Collected data

==*==

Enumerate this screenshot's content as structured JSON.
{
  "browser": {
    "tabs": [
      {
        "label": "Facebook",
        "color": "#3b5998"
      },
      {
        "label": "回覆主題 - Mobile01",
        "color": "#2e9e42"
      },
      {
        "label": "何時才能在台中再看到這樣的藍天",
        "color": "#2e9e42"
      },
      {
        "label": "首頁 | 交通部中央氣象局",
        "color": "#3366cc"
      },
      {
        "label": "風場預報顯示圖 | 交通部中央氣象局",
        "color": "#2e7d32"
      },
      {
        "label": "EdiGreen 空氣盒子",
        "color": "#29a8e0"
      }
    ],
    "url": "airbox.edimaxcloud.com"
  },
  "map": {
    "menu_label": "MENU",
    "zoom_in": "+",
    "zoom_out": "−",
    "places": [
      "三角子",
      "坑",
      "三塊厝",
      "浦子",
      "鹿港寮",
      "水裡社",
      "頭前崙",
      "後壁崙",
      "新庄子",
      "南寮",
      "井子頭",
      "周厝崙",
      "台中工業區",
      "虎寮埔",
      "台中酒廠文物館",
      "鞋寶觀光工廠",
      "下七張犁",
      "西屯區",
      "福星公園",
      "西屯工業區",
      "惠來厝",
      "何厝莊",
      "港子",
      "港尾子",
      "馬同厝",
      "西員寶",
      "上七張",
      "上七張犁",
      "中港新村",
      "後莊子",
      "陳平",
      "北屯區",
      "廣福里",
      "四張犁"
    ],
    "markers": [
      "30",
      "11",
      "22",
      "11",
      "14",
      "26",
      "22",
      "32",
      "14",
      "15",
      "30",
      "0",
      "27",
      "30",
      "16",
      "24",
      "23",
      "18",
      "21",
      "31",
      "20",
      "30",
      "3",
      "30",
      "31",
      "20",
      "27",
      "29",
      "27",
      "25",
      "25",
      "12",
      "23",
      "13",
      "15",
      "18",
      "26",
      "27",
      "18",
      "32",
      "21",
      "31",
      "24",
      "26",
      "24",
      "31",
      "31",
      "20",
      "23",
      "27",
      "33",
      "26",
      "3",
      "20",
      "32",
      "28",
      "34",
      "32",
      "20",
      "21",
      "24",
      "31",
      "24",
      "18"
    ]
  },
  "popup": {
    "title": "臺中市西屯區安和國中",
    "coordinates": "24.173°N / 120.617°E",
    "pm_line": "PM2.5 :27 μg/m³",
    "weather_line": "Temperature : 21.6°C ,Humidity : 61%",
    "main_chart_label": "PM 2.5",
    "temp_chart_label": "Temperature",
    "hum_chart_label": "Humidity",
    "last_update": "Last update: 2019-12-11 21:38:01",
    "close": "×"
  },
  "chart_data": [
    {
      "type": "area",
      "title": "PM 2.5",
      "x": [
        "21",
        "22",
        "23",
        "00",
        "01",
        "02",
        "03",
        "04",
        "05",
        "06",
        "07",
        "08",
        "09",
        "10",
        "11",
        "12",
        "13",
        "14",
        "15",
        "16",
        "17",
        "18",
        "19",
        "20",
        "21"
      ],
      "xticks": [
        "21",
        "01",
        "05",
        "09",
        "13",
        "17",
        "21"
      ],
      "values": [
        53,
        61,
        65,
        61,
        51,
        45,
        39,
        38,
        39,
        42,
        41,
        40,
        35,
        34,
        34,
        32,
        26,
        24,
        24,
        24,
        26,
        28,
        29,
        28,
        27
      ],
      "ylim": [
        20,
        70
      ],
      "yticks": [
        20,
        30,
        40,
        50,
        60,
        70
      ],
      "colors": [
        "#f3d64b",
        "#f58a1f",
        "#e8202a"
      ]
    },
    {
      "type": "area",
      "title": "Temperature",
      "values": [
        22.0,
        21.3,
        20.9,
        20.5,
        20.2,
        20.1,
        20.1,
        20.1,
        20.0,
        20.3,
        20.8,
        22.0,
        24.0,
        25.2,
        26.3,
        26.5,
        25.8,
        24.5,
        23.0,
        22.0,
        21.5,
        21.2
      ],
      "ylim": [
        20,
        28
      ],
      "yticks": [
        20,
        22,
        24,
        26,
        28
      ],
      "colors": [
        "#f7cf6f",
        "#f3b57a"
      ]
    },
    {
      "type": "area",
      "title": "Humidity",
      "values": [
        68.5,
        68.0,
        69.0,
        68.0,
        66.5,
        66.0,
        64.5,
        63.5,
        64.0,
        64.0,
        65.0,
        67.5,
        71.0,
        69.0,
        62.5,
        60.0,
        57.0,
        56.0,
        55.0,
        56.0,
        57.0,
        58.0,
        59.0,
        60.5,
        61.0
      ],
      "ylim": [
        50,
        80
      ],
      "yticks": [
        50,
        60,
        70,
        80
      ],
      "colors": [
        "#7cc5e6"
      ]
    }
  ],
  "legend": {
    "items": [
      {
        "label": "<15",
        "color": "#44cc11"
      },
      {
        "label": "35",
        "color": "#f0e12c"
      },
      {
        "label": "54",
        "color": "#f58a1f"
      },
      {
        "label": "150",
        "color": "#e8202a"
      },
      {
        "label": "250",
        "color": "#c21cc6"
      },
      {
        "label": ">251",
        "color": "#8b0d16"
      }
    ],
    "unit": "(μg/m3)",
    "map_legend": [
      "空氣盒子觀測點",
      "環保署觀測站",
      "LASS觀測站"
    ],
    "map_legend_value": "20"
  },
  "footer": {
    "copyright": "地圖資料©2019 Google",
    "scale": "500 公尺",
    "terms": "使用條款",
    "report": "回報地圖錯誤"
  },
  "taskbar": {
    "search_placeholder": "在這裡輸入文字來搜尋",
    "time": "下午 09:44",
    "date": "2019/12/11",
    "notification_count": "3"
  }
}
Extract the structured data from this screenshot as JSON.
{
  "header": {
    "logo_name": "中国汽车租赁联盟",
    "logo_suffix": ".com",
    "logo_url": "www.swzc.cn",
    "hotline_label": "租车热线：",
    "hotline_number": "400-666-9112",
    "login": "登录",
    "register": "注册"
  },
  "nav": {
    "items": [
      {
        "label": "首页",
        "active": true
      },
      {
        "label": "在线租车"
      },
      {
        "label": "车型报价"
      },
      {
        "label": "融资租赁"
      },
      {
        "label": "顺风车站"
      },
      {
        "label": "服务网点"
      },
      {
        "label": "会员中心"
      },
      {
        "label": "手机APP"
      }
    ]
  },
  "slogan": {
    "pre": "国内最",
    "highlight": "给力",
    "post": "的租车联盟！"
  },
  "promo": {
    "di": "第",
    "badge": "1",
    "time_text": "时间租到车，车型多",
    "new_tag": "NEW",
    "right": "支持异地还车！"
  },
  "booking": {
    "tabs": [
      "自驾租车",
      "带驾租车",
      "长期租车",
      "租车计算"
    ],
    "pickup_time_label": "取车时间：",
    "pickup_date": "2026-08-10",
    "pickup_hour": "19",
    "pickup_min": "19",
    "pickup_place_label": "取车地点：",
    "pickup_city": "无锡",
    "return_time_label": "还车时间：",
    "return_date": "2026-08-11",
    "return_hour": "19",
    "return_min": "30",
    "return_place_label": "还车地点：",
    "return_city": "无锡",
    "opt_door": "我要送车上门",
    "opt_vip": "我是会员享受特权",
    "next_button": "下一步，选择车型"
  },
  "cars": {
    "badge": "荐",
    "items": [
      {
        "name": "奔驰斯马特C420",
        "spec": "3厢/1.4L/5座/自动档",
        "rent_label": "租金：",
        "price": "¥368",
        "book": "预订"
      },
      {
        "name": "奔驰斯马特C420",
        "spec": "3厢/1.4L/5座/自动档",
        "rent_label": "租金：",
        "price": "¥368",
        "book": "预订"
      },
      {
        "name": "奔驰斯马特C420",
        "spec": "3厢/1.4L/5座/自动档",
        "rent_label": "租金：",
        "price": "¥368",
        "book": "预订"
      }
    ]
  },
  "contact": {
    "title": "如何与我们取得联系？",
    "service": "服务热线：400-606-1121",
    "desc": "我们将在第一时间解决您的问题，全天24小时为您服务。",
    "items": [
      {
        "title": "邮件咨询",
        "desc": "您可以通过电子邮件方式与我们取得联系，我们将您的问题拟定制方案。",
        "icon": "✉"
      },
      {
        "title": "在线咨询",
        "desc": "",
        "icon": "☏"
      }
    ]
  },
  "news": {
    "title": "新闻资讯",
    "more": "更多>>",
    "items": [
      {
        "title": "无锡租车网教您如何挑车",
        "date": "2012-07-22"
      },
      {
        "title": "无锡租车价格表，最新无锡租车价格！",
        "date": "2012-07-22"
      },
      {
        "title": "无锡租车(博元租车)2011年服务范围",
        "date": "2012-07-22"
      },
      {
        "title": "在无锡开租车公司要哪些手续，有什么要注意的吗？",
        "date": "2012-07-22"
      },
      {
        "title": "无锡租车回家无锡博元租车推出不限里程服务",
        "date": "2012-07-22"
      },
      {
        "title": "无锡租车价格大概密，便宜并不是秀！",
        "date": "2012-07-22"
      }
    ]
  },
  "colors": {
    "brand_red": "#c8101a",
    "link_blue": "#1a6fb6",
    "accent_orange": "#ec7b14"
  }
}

==*==

# EXERCISE GOAL:
In the entries above, identify each line that includes the string "desc", then copy it.

# SOLUTION TO THE EXERCISE:
    "desc": "我们将在第一时间解决您的问题，全天24小时为您服务。",
        "desc": "您可以通过电子邮件方式与我们取得联系，我们将您的问题拟定制方案。",
        "desc": "",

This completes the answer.